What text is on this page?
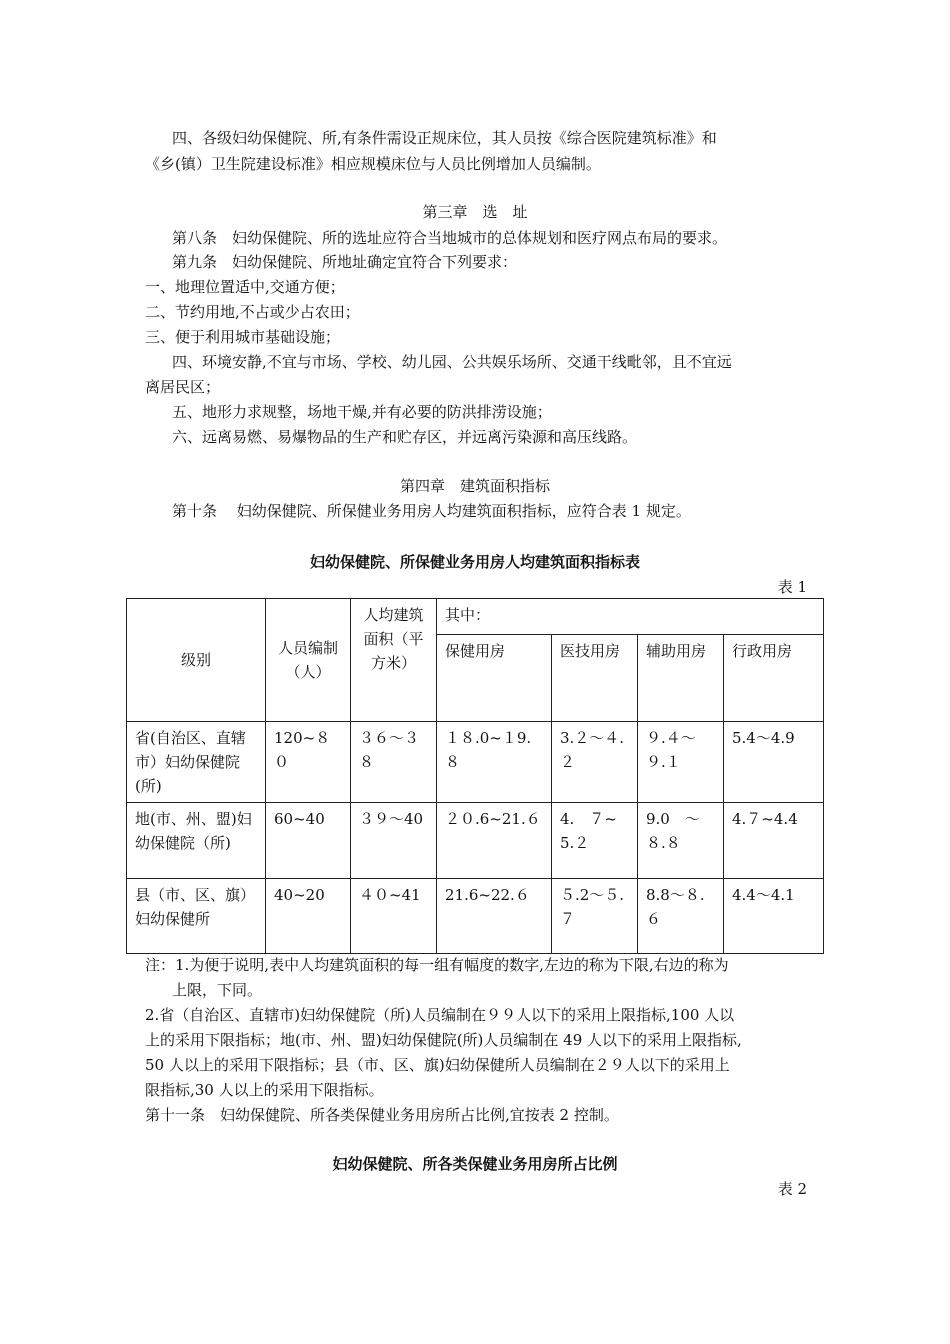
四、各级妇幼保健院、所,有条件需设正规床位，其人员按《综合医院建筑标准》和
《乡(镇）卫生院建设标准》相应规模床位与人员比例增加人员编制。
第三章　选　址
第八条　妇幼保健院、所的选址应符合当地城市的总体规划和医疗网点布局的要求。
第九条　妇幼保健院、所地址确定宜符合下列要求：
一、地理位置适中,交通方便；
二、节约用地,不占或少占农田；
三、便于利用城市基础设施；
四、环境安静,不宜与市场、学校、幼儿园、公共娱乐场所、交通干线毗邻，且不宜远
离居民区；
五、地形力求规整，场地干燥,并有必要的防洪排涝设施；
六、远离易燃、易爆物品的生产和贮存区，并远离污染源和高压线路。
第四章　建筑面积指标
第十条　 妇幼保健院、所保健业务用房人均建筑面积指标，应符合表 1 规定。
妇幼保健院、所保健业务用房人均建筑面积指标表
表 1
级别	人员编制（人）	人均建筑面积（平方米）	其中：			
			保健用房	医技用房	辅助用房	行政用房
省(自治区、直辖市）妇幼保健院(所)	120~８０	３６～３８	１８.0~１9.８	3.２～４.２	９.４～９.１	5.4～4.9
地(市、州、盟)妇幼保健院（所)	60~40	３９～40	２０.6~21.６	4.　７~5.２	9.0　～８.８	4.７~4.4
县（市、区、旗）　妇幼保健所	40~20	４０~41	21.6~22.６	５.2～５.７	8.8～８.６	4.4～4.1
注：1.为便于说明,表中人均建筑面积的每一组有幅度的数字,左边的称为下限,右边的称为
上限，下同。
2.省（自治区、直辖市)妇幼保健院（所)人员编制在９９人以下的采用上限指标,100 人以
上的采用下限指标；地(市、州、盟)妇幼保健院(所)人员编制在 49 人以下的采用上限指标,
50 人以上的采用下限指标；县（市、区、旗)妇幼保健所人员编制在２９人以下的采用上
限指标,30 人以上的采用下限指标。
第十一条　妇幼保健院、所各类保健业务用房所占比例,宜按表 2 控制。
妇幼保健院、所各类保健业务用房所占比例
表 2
---
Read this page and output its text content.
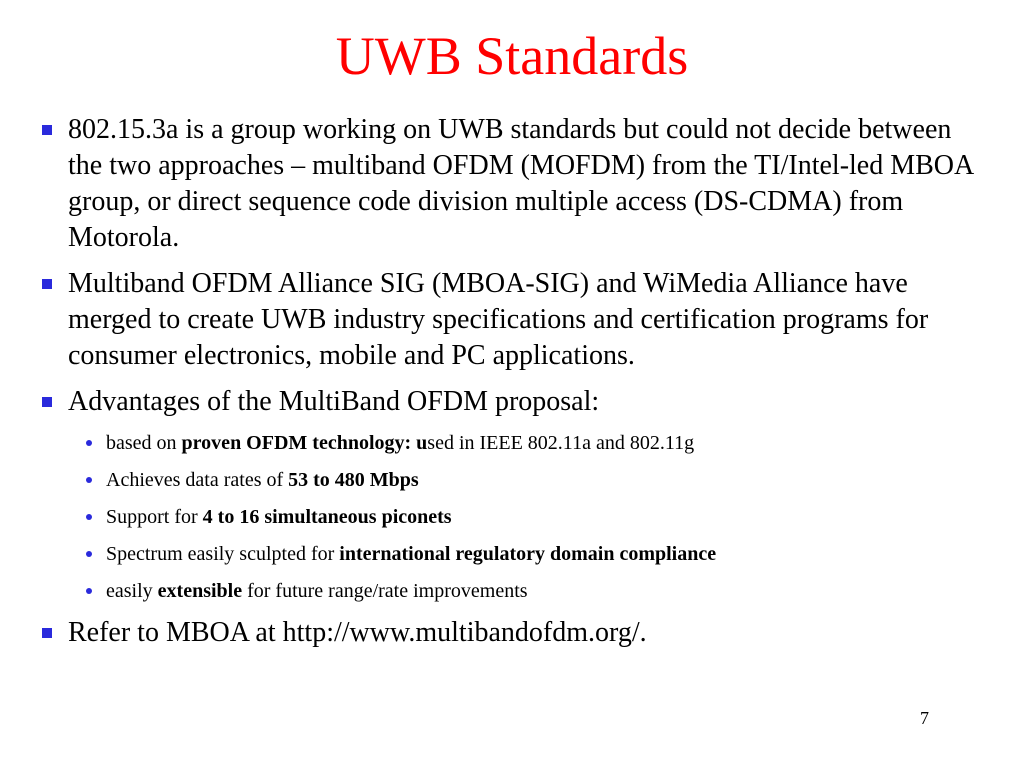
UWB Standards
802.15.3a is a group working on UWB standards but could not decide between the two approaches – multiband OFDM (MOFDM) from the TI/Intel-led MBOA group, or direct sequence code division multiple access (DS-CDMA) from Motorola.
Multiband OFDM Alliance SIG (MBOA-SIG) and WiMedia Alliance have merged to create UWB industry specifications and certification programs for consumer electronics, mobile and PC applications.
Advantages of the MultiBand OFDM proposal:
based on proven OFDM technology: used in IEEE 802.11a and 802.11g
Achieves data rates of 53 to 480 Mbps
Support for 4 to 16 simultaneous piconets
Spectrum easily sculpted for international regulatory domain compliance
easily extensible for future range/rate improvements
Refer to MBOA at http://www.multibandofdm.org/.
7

**WRITTEN INSTRUCTION**
Across the records, count the lines holding the string "page". Give the number and stop.

**SOLUTION TO THIS EXERCISE**
2